(Data excerpts)
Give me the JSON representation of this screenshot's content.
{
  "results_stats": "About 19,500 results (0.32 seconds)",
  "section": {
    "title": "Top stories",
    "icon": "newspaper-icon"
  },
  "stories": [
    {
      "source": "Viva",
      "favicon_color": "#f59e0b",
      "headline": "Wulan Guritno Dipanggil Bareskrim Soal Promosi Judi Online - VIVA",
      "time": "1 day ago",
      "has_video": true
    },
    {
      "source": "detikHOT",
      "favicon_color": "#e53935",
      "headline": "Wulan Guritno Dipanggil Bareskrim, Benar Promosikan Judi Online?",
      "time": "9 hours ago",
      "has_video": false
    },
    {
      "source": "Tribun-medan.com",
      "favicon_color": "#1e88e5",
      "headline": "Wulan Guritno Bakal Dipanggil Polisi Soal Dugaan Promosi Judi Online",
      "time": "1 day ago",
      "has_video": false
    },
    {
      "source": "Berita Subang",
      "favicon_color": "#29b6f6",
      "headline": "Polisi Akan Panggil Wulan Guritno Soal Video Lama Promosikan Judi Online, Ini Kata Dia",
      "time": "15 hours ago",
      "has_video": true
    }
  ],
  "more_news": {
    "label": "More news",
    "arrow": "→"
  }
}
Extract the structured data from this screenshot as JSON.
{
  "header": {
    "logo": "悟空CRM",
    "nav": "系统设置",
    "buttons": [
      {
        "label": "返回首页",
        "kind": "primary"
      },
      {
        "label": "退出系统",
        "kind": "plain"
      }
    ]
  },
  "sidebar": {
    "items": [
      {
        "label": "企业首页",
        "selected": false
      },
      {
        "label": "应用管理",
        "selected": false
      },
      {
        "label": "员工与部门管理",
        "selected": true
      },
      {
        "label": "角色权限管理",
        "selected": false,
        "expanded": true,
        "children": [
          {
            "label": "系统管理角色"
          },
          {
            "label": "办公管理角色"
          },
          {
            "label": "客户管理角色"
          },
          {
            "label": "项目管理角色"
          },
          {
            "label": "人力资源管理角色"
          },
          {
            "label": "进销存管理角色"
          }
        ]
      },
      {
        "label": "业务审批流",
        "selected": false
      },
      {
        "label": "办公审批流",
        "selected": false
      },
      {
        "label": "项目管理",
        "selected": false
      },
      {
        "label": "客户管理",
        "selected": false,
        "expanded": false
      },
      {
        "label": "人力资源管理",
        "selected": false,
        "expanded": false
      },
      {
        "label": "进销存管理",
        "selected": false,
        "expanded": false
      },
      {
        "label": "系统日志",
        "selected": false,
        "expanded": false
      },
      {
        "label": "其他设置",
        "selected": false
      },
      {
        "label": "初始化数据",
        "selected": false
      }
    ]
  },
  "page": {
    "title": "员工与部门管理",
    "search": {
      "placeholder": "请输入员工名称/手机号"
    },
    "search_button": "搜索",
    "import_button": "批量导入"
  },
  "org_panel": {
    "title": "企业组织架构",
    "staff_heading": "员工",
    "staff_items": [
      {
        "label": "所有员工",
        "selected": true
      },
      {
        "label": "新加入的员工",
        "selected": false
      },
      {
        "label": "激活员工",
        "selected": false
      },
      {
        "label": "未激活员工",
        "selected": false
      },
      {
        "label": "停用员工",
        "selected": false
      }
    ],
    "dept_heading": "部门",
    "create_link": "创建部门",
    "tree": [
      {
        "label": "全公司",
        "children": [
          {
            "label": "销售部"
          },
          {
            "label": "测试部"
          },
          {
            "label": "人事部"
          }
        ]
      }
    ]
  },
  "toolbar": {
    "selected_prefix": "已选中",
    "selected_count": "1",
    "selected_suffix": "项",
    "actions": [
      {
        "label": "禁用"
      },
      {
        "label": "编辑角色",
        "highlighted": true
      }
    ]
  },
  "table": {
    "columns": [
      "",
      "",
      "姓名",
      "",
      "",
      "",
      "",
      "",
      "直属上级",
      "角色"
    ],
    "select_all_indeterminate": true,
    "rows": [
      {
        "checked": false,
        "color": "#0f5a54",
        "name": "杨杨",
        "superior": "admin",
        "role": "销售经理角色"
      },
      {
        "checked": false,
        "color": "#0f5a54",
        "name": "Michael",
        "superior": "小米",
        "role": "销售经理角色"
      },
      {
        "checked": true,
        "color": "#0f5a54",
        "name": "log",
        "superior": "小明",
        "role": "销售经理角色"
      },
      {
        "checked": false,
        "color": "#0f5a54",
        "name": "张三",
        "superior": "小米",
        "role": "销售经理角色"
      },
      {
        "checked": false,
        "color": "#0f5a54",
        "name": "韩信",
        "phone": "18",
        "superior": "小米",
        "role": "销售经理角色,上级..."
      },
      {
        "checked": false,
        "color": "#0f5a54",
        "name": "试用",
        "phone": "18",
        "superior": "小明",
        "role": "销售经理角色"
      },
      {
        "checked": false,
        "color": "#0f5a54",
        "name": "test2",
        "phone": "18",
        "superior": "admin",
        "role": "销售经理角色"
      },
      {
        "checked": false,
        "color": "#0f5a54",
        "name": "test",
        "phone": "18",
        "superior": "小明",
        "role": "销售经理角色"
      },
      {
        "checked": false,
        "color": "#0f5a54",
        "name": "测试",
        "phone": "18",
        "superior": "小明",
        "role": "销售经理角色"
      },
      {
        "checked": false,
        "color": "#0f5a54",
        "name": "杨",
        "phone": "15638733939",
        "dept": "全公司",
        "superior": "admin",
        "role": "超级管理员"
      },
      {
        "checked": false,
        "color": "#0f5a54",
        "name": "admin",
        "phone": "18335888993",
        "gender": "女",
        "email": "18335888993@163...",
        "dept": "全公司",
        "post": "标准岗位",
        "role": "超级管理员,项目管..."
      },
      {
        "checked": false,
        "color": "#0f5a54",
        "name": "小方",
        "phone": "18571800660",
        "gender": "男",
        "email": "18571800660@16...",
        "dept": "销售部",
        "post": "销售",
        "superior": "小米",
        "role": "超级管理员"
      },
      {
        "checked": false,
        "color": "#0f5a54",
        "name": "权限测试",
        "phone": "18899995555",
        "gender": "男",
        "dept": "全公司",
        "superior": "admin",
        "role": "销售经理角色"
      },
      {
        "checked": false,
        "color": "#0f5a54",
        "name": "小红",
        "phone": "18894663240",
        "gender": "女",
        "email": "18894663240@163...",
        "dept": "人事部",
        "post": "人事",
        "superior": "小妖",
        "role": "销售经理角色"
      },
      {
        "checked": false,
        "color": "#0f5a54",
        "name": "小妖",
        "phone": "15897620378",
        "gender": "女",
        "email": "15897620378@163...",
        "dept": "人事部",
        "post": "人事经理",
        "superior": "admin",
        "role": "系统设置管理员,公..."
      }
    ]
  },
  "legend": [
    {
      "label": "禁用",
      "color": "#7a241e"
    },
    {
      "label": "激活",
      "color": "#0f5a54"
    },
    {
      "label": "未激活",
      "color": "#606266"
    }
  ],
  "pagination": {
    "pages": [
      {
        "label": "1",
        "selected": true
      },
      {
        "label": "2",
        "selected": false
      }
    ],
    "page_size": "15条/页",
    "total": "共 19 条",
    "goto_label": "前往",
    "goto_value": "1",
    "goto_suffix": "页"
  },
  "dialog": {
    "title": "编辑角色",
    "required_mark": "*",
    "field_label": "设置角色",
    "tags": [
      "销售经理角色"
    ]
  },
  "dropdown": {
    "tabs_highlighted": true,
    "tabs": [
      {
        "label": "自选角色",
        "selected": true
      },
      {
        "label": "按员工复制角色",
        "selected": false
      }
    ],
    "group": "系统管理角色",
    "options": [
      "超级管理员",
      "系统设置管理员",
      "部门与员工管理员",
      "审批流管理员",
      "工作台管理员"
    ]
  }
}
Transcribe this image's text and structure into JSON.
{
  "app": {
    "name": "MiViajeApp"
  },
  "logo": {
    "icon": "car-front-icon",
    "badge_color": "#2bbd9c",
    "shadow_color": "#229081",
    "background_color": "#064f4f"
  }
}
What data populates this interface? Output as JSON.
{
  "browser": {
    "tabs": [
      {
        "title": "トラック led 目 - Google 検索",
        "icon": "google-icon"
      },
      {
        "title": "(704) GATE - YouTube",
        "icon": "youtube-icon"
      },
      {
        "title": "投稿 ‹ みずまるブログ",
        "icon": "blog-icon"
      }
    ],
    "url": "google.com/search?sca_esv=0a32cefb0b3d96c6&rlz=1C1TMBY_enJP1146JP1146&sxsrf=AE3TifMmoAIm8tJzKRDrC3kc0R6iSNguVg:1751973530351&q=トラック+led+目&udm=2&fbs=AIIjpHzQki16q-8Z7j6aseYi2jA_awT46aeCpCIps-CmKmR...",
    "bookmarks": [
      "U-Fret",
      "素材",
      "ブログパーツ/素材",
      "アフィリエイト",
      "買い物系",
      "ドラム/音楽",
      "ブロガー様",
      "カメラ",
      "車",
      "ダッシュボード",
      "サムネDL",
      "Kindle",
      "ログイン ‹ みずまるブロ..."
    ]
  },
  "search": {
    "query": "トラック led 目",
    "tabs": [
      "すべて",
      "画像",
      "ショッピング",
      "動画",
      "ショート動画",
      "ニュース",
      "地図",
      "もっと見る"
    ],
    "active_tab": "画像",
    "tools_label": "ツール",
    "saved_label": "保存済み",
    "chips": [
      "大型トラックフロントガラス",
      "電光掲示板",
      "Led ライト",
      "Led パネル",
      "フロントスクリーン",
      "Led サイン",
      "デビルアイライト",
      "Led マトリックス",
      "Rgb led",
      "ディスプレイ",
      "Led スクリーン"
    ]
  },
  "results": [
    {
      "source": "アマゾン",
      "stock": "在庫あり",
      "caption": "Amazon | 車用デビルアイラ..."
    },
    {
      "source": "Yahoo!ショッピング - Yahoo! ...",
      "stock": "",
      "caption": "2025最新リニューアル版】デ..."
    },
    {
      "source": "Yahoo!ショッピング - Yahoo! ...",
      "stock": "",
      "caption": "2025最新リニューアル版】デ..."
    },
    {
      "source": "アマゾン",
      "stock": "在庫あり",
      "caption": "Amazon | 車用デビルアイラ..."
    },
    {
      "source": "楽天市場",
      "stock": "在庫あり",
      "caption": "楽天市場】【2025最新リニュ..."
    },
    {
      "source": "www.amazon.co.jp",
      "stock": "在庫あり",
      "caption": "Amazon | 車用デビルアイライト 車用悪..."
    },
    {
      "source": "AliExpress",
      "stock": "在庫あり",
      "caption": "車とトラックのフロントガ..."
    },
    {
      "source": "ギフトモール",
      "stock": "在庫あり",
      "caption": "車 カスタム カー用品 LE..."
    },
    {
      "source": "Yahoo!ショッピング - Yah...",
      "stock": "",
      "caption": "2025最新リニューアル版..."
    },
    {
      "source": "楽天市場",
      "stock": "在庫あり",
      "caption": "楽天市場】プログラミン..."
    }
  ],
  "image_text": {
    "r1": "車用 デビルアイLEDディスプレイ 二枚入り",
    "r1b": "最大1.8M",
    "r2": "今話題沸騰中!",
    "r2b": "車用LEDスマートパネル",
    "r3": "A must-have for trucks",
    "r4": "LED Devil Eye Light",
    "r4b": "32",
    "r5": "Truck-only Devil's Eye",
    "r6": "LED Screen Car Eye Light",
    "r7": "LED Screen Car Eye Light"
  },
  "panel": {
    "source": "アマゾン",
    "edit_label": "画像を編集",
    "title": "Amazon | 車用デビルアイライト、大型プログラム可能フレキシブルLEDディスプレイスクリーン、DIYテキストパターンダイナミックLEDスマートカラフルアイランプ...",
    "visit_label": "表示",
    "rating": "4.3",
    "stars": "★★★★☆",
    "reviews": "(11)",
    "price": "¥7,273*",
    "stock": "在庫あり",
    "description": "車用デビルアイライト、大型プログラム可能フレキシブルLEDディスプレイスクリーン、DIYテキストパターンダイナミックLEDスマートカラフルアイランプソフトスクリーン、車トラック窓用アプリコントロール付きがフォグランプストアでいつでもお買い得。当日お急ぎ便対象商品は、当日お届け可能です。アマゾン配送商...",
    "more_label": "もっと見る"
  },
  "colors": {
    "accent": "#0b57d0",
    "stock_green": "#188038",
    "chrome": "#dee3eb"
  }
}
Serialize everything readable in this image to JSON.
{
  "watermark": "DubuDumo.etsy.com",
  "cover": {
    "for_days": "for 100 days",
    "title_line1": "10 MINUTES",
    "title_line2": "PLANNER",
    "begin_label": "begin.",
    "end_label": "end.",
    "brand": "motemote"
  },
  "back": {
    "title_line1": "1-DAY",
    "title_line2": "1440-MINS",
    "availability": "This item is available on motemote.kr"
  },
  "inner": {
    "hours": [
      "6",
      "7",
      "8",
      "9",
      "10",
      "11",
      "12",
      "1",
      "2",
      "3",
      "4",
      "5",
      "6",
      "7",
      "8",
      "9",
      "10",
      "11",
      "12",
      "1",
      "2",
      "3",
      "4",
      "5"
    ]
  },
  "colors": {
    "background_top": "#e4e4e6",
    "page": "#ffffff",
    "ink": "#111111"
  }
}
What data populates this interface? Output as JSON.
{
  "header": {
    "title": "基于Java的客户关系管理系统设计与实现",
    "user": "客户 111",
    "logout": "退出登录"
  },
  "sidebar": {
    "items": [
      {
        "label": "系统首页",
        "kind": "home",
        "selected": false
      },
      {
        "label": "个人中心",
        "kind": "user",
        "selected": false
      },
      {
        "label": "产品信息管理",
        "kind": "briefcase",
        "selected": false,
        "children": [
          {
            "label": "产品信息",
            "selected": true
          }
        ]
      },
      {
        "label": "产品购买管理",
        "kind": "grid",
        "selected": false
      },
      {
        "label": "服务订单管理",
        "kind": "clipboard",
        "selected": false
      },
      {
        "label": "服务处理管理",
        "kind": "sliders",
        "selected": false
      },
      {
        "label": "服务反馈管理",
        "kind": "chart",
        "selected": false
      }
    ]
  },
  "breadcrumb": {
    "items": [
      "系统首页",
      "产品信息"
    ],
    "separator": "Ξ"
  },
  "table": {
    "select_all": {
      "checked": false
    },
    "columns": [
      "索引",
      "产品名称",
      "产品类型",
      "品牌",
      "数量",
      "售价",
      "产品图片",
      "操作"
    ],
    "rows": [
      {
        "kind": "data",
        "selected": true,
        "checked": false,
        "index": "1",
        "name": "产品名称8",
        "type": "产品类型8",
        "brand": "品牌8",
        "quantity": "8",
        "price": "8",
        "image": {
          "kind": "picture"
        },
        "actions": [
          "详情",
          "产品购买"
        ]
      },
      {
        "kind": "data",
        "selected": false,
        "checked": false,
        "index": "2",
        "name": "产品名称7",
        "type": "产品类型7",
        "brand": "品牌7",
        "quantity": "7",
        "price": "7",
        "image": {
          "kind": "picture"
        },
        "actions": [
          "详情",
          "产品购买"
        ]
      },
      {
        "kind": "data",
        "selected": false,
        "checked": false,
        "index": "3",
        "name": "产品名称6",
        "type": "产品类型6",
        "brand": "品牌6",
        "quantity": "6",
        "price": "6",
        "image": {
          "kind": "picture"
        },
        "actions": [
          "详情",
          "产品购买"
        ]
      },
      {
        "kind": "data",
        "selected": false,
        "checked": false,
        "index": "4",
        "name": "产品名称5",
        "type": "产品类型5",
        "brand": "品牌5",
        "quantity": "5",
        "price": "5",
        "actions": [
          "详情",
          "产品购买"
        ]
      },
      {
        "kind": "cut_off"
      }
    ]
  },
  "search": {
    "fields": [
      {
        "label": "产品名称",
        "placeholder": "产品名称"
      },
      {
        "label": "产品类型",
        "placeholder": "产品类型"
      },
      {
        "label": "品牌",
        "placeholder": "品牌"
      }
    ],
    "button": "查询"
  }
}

■ Given task: Where does the word "大型プログラム可能フレキシブルLEDディスプレイスクリーン" appear? Return each line that holds it.

■ Task result:
    "title": "Amazon | 車用デビルアイライト、大型プログラム可能フレキシブルLEDディスプレイスクリーン、DIYテキストパターンダイナミックLEDスマートカラフルアイランプ...",
    "description": "車用デビルアイライト、大型プログラム可能フレキシブルLEDディスプレイスクリーン、DIYテキストパターンダイナミックLEDスマートカラフルアイランプソフトスクリーン、車トラック窓用アプリコントロール付きがフォグランプストアでいつでもお買い得。当日お急ぎ便対象商品は、当日お届け可能です。アマゾン配送商...",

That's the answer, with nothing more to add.